Collected data:
════════════════════
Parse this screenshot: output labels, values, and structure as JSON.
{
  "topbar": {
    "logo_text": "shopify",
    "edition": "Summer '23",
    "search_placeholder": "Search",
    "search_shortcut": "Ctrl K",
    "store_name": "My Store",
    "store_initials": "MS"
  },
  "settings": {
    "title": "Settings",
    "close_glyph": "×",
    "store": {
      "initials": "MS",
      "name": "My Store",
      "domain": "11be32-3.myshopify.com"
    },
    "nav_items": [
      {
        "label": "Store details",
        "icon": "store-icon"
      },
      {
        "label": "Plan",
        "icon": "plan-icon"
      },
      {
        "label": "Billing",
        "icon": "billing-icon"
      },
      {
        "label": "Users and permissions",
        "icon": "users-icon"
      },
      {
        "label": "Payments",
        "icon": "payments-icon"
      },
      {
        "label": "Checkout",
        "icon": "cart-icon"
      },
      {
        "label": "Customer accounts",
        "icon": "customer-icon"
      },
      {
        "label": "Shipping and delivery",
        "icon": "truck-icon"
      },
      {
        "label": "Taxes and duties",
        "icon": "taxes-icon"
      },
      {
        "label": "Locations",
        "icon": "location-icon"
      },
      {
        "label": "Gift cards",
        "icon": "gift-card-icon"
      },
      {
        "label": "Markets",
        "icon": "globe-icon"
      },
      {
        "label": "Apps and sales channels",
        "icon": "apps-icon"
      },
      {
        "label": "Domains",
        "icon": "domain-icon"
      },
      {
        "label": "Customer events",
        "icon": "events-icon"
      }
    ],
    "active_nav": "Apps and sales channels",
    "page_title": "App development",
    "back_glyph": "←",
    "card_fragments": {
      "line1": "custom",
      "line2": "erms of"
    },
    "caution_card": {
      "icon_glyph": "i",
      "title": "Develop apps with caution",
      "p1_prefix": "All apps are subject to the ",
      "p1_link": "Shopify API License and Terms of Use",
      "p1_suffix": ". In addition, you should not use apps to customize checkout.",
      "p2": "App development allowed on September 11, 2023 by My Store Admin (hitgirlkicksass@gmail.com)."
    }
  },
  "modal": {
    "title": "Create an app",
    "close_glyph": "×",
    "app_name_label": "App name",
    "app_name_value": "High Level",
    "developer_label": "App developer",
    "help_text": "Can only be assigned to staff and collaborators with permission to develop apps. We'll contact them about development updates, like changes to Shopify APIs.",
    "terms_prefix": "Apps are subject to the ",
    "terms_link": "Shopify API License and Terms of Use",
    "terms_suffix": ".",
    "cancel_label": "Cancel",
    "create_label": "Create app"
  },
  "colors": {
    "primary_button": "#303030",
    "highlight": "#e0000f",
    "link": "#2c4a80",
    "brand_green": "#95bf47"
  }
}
════════════════════
__Problem requirements__: Return the listing above word for word.

__Complete output__:
Parse this screenshot: output labels, values, and structure as JSON.
{
  "topbar": {
    "logo_text": "shopify",
    "edition": "Summer '23",
    "search_placeholder": "Search",
    "search_shortcut": "Ctrl K",
    "store_name": "My Store",
    "store_initials": "MS"
  },
  "settings": {
    "title": "Settings",
    "close_glyph": "×",
    "store": {
      "initials": "MS",
      "name": "My Store",
      "domain": "11be32-3.myshopify.com"
    },
    "nav_items": [
      {
        "label": "Store details",
        "icon": "store-icon"
      },
      {
        "label": "Plan",
        "icon": "plan-icon"
      },
      {
        "label": "Billing",
        "icon": "billing-icon"
      },
      {
        "label": "Users and permissions",
        "icon": "users-icon"
      },
      {
        "label": "Payments",
        "icon": "payments-icon"
      },
      {
        "label": "Checkout",
        "icon": "cart-icon"
      },
      {
        "label": "Customer accounts",
        "icon": "customer-icon"
      },
      {
        "label": "Shipping and delivery",
        "icon": "truck-icon"
      },
      {
        "label": "Taxes and duties",
        "icon": "taxes-icon"
      },
      {
        "label": "Locations",
        "icon": "location-icon"
      },
      {
        "label": "Gift cards",
        "icon": "gift-card-icon"
      },
      {
        "label": "Markets",
        "icon": "globe-icon"
      },
      {
        "label": "Apps and sales channels",
        "icon": "apps-icon"
      },
      {
        "label": "Domains",
        "icon": "domain-icon"
      },
      {
        "label": "Customer events",
        "icon": "events-icon"
      }
    ],
    "active_nav": "Apps and sales channels",
    "page_title": "App development",
    "back_glyph": "←",
    "card_fragments": {
      "line1": "custom",
      "line2": "erms of"
    },
    "caution_card": {
      "icon_glyph": "i",
      "title": "Develop apps with caution",
      "p1_prefix": "All apps are subject to the ",
      "p1_link": "Shopify API License and Terms of Use",
      "p1_suffix": ". In addition, you should not use apps to customize checkout.",
      "p2": "App development allowed on September 11, 2023 by My Store Admin (hitgirlkicksass@gmail.com)."
    }
  },
  "modal": {
    "title": "Create an app",
    "close_glyph": "×",
    "app_name_label": "App name",
    "app_name_value": "High Level",
    "developer_label": "App developer",
    "help_text": "Can only be assigned to staff and collaborators with permission to develop apps. We'll contact them about development updates, like changes to Shopify APIs.",
    "terms_prefix": "Apps are subject to the ",
    "terms_link": "Shopify API License and Terms of Use",
    "terms_suffix": ".",
    "cancel_label": "Cancel",
    "create_label": "Create app"
  },
  "colors": {
    "primary_button": "#303030",
    "highlight": "#e0000f",
    "link": "#2c4a80",
    "brand_green": "#95bf47"
  }
}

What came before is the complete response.